# [The task]
Only the lines holding the string "structured" are needed; copy each of them from the data.

# [Available records]
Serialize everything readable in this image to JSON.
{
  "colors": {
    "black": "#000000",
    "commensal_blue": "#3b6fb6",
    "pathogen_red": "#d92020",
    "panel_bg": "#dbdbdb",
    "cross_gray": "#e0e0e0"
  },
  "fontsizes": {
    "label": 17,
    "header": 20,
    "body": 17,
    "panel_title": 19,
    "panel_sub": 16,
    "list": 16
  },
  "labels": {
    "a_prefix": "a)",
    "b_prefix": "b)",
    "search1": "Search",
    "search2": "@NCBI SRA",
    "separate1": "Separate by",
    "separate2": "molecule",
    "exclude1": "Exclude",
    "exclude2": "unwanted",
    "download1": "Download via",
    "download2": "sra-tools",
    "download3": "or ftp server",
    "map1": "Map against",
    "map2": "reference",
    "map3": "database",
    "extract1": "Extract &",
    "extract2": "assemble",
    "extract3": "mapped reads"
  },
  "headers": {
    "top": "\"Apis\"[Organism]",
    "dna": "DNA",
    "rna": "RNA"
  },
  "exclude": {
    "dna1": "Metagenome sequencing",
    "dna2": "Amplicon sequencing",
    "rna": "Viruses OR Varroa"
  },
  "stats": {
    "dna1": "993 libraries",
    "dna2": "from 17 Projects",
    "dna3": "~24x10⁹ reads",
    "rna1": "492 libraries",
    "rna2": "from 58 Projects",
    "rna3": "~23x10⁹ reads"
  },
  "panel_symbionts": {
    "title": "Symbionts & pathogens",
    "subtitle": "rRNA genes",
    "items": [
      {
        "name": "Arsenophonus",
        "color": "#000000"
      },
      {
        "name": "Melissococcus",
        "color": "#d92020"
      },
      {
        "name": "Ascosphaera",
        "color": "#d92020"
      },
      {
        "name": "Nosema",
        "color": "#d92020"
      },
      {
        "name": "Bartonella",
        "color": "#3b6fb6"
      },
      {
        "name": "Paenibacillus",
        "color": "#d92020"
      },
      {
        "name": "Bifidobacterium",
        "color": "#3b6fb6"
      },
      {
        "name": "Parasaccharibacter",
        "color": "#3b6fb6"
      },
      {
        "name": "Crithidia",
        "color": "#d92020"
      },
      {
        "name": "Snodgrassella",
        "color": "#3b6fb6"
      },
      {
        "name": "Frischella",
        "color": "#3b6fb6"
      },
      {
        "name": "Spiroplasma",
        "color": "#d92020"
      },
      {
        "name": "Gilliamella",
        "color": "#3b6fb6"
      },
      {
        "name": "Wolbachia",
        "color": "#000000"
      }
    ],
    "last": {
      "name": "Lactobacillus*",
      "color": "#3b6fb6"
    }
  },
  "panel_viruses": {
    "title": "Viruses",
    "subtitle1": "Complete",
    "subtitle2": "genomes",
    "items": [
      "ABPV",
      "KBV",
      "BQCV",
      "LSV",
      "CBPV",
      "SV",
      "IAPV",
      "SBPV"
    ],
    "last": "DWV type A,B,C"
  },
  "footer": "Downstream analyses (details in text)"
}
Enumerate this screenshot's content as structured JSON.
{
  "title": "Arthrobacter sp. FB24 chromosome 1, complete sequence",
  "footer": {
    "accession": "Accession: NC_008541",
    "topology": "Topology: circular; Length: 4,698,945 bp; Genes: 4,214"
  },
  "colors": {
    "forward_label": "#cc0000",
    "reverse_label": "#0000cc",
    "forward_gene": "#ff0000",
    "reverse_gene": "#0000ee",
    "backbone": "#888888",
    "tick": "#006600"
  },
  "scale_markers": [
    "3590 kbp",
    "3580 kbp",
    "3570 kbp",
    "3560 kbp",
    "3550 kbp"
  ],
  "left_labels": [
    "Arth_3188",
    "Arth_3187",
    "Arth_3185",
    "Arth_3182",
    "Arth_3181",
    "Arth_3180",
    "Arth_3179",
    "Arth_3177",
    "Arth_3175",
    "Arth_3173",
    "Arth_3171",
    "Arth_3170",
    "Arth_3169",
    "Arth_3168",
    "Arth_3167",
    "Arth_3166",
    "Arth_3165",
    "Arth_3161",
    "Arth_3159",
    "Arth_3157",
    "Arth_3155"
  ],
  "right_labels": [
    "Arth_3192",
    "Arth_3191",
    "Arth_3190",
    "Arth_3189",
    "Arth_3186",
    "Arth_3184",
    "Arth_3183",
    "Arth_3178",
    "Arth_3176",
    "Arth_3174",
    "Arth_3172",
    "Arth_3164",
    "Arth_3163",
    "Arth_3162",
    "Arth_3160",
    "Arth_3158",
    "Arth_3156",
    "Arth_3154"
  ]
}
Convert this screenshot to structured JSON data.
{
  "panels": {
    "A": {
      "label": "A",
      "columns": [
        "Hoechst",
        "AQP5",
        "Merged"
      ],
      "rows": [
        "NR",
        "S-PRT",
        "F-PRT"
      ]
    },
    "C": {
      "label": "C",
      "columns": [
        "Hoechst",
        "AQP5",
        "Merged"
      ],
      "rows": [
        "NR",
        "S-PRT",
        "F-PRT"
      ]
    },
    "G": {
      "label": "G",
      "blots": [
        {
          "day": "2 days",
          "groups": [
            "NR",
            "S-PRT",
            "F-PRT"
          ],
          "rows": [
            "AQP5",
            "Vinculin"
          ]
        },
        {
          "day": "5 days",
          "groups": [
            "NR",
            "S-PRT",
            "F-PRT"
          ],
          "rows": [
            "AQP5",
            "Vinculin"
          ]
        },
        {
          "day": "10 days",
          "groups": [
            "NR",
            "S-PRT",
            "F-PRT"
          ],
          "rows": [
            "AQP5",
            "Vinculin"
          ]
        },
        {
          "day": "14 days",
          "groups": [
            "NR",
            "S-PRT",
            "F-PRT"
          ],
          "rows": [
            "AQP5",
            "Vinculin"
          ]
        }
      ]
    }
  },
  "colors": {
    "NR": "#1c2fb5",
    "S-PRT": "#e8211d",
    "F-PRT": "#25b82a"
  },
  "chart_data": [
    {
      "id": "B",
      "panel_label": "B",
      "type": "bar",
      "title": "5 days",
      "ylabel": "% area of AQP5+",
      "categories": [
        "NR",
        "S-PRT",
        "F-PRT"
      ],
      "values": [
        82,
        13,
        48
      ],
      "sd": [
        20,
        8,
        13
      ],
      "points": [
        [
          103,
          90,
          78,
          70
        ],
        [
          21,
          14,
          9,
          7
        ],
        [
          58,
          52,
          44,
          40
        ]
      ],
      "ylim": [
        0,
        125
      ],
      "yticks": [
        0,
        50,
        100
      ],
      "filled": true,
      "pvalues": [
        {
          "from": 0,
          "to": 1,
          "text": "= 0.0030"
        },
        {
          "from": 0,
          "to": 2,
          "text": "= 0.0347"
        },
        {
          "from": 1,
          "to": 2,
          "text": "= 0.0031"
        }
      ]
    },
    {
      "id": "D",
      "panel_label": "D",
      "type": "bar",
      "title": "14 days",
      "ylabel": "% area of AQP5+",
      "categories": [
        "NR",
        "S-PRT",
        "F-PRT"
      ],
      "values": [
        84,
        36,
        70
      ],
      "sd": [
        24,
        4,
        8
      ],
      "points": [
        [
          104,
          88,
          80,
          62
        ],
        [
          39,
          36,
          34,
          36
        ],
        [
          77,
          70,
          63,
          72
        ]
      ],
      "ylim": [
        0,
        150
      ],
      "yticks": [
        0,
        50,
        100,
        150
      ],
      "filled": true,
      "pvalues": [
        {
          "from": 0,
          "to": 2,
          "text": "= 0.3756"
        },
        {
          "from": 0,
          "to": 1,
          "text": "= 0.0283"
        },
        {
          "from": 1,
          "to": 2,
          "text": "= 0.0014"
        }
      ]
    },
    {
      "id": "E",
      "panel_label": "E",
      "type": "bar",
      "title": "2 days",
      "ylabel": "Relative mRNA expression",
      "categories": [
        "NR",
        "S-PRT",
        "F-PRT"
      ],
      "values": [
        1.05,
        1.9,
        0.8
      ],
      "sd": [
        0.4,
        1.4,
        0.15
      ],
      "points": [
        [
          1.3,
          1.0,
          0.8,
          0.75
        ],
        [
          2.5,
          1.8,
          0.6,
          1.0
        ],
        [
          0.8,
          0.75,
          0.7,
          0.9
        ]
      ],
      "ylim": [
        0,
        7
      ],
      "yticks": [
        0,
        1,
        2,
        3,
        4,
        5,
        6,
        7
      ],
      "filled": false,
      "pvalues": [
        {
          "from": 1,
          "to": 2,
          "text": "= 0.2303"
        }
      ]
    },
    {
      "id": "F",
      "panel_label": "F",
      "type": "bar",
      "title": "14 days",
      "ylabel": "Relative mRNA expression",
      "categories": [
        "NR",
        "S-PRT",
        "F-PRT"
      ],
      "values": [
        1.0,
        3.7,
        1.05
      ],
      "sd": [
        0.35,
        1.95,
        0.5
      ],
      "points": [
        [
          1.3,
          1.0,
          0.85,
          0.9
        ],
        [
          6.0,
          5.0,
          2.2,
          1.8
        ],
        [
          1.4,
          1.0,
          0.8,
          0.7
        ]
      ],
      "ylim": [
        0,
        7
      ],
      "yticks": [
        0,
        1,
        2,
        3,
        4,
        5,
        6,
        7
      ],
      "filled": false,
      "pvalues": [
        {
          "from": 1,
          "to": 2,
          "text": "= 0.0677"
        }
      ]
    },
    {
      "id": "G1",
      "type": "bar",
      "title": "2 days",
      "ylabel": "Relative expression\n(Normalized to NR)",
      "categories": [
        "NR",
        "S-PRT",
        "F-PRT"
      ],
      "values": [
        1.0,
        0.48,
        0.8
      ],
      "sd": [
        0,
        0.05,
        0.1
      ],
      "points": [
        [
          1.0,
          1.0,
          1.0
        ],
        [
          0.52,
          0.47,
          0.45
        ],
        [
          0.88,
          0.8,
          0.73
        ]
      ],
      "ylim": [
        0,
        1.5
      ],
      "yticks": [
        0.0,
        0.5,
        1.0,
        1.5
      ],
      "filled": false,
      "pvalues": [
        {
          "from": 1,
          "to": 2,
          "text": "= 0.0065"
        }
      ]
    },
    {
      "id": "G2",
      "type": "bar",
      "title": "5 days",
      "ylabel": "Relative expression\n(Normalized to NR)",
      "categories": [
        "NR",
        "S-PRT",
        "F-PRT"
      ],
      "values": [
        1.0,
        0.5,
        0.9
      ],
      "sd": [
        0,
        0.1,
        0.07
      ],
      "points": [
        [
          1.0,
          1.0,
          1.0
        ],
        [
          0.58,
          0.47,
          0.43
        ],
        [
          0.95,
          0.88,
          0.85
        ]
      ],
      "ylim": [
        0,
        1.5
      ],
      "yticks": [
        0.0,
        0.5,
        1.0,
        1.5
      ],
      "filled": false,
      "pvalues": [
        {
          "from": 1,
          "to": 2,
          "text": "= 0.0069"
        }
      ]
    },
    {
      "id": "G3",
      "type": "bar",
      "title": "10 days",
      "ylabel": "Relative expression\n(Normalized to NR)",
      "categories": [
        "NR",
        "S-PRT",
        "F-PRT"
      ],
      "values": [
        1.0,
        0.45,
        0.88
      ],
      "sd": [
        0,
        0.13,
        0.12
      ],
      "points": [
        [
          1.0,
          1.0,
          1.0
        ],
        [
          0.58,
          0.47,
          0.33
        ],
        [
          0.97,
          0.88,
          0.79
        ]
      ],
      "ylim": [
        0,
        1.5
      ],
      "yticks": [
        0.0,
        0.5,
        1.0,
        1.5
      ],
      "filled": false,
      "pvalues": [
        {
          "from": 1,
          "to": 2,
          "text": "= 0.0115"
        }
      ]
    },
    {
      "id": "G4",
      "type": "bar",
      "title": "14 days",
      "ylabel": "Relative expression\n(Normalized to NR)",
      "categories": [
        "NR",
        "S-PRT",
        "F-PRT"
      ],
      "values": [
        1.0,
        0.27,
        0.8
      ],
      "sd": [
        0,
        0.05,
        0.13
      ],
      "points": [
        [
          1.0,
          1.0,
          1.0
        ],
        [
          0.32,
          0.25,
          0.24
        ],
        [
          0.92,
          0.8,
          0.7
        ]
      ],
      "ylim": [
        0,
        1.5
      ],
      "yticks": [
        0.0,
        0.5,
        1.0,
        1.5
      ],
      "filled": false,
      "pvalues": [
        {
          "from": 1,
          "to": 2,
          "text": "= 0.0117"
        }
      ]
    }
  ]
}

# [Reply to the exercise]
Enumerate this screenshot's content as structured JSON.
Convert this screenshot to structured JSON data.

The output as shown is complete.